* **GEGEVEN TEKST**:
• • • •

ECLI:NL:RVS:2020:635

Raad van State

Datum uitspraak
28 februari 2020
Publicatiedatum
28 februari 2020
Zaaknummer
202001086/1/V2 en 202001086/2/V2
Instantie
Raad van State
Type
Uitspraak
Procedures
  • Voorlopige voorziening+bodemzaak
Rechters
  • N. Verheij
Vindplaatsen
  • Rechtspraak.nl
AI samenvatting door LexboostAutomatisch gegenereerd

Afwijzing aanvraag verblijfsvergunning asiel en verzoek voorlopige voorziening

Op 28 februari 2020 heeft de voorzieningenrechter van de Afdeling bestuursrechtspraak van de Raad van State uitspraak gedaan in een zaak betreffende een vreemdeling die een aanvraag voor een verblijfsvergunning asiel voor bepaalde tijd had ingediend. De aanvraag was door de staatssecretaris van Justitie en Veiligheid afgewezen bij besluit van 25 november 2019. De vreemdeling, vertegenwoordigd door mr. E. Şahin, heeft tegen deze afwijzing beroep ingesteld bij de rechtbank Den Haag, die op 10 februari 2020 het beroep ongegrond verklaarde. Hierop heeft de vreemdeling hoger beroep ingesteld en verzocht om een voorlopige voorziening.

• • • •

* **KORTE OPDRACHT A**:
Schrijf uit de records de regels letterlijk over, te beginnen bij de regel met "item-name: Dark N'" en stoppend na de regel met "1010, 259, 1027]".
* **KORTE OPDRACHT B**:
Ga verder met de tekst over de asieluitspraak van de Raad van State, aansluitend op de laatste zin.
De tekst en de records hebben niets met elkaar te maken.

* **LIJST RECORDS**:
• • • •

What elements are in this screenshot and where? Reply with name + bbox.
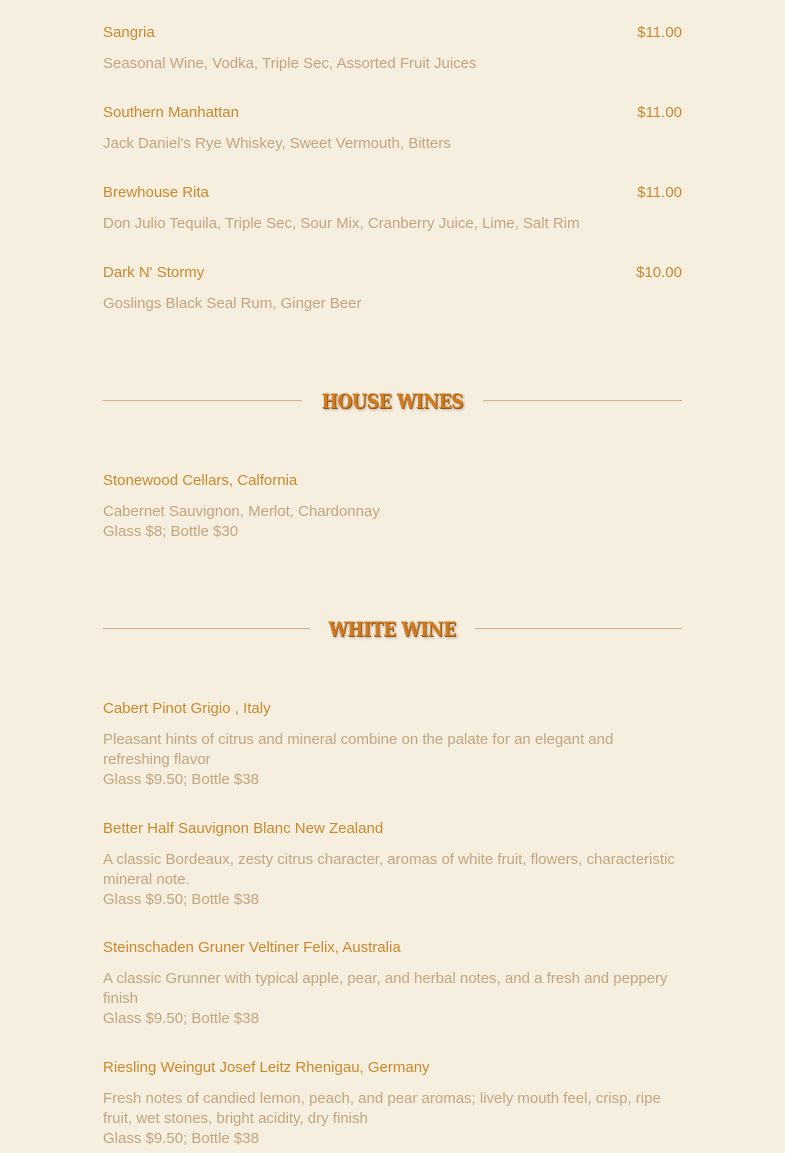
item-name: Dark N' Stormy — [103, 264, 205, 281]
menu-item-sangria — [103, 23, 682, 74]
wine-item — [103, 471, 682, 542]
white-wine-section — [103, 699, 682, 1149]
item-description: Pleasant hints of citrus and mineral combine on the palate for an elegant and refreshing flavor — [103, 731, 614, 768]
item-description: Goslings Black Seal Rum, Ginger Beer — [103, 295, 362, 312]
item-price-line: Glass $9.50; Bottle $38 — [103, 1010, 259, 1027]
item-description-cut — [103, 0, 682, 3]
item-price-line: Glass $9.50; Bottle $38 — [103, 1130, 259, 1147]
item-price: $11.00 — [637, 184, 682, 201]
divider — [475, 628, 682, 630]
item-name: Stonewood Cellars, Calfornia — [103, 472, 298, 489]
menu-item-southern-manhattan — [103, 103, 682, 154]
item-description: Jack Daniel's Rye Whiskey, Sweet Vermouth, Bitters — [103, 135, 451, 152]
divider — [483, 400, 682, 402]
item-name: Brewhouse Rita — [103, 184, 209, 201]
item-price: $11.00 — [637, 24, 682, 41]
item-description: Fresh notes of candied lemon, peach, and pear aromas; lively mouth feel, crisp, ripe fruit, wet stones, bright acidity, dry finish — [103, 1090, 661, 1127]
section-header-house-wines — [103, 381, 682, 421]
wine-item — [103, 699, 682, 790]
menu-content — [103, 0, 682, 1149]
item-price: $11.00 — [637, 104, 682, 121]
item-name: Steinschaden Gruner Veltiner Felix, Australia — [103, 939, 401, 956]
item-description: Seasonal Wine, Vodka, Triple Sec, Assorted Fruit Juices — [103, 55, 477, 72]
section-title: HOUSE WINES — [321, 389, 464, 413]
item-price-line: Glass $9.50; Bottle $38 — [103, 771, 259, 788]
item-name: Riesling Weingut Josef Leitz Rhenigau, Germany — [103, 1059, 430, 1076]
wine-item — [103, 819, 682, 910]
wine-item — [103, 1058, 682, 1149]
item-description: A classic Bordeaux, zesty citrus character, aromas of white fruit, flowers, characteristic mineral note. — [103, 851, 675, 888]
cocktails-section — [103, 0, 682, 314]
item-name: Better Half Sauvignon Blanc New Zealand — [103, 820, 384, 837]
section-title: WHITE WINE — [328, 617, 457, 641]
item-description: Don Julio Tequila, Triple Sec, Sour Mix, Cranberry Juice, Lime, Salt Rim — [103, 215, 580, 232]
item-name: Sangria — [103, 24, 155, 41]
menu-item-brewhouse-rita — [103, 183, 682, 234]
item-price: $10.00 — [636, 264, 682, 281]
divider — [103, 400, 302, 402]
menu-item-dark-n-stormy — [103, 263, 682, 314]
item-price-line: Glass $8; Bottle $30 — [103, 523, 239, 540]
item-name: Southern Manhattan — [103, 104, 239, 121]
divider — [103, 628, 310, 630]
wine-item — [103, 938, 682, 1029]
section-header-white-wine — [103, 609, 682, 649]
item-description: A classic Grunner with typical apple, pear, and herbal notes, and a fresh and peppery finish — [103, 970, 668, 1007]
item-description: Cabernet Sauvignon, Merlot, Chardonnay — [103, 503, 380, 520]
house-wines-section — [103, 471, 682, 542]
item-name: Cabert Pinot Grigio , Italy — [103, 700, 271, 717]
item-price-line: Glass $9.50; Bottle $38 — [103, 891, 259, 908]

• • • •

* **ANTWOORD OPDRACHT A**:
item-name: Dark N' Stormy — [103, 264, 205, 281]
menu-item-sangria — [103, 23, 682, 74]
wine-item — [103, 471, 682, 542]
white-wine-section — [103, 699, 682, 1149]
item-description: Pleasant hints of citrus and mineral combine on the palate for an elegant and refreshing flavor — [103, 731, 614, 768]
item-description: Goslings Black Seal Rum, Ginger Beer — [103, 295, 362, 312]
item-price-line: Glass $9.50; Bottle $38 — [103, 1010, 259, 1027]

* **ANTWOORD OPDRACHT B**:
De voorzieningenrechter heeft vastgesteld dat het hoger beroep zich niet richt tegen de uitspraak van de rechtbank, omdat de vreemdeling niet heeft uitgelegd waarom deze uitspraak volgens hem onjuist zou zijn. Hierdoor kon de Afdeling geen inhoudelijk oordeel geven over het hoger beroep, wat leidde tot de conclusie dat het hoger beroep kennelijk niet-ontvankelijk was. Het verzoek om een voorlopige voorziening werd eveneens afgewezen, en de staatssecretaris werd niet verplicht om proceskosten te vergoeden.

De uitspraak werd gedaan door mr. N. Verheij, in tegenwoordigheid van mr. M.M. Bosma, griffier, en werd openbaar uitgesproken op 28 februari 2020.

Uitspraak

202001086/1/V2 en 202001086/2/V2.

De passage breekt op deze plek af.